■ Records from a dataset:
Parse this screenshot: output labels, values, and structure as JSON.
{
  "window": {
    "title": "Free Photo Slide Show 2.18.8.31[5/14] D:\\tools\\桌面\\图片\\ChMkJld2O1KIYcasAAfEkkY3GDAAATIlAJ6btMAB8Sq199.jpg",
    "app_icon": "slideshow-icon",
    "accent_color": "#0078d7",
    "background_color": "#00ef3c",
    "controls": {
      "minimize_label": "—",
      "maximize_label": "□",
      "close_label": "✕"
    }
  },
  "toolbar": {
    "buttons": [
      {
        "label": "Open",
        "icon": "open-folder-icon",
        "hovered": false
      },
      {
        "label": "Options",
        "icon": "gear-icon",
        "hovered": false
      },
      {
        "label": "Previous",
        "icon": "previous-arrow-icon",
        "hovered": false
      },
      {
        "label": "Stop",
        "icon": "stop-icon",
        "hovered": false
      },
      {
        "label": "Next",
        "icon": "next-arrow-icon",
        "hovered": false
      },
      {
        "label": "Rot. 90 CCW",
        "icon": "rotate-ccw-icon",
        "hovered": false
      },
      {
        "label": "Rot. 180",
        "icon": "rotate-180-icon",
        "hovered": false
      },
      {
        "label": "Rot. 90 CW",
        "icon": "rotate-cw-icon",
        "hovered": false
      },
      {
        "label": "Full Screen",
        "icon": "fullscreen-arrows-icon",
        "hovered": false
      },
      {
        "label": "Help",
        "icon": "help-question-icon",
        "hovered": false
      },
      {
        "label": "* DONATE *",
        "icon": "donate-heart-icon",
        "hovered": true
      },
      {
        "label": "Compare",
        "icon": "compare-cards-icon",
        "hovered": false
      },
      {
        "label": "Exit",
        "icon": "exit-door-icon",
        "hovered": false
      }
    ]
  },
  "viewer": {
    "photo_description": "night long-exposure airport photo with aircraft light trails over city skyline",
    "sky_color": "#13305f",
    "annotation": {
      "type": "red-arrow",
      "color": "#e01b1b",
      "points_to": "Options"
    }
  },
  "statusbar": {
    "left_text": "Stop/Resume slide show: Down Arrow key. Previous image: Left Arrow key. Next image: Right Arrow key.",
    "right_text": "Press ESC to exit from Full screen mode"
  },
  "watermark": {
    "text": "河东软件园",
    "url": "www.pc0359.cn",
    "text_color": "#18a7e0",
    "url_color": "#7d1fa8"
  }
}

■ Exercise task: Give every line of the material again, exactly as it reads.

■ Task result:
Parse this screenshot: output labels, values, and structure as JSON.
{
  "window": {
    "title": "Free Photo Slide Show 2.18.8.31[5/14] D:\\tools\\桌面\\图片\\ChMkJld2O1KIYcasAAfEkkY3GDAAATIlAJ6btMAB8Sq199.jpg",
    "app_icon": "slideshow-icon",
    "accent_color": "#0078d7",
    "background_color": "#00ef3c",
    "controls": {
      "minimize_label": "—",
      "maximize_label": "□",
      "close_label": "✕"
    }
  },
  "toolbar": {
    "buttons": [
      {
        "label": "Open",
        "icon": "open-folder-icon",
        "hovered": false
      },
      {
        "label": "Options",
        "icon": "gear-icon",
        "hovered": false
      },
      {
        "label": "Previous",
        "icon": "previous-arrow-icon",
        "hovered": false
      },
      {
        "label": "Stop",
        "icon": "stop-icon",
        "hovered": false
      },
      {
        "label": "Next",
        "icon": "next-arrow-icon",
        "hovered": false
      },
      {
        "label": "Rot. 90 CCW",
        "icon": "rotate-ccw-icon",
        "hovered": false
      },
      {
        "label": "Rot. 180",
        "icon": "rotate-180-icon",
        "hovered": false
      },
      {
        "label": "Rot. 90 CW",
        "icon": "rotate-cw-icon",
        "hovered": false
      },
      {
        "label": "Full Screen",
        "icon": "fullscreen-arrows-icon",
        "hovered": false
      },
      {
        "label": "Help",
        "icon": "help-question-icon",
        "hovered": false
      },
      {
        "label": "* DONATE *",
        "icon": "donate-heart-icon",
        "hovered": true
      },
      {
        "label": "Compare",
        "icon": "compare-cards-icon",
        "hovered": false
      },
      {
        "label": "Exit",
        "icon": "exit-door-icon",
        "hovered": false
      }
    ]
  },
  "viewer": {
    "photo_description": "night long-exposure airport photo with aircraft light trails over city skyline",
    "sky_color": "#13305f",
    "annotation": {
      "type": "red-arrow",
      "color": "#e01b1b",
      "points_to": "Options"
    }
  },
  "statusbar": {
    "left_text": "Stop/Resume slide show: Down Arrow key. Previous image: Left Arrow key. Next image: Right Arrow key.",
    "right_text": "Press ESC to exit from Full screen mode"
  },
  "watermark": {
    "text": "河东软件园",
    "url": "www.pc0359.cn",
    "text_color": "#18a7e0",
    "url_color": "#7d1fa8"
  }
}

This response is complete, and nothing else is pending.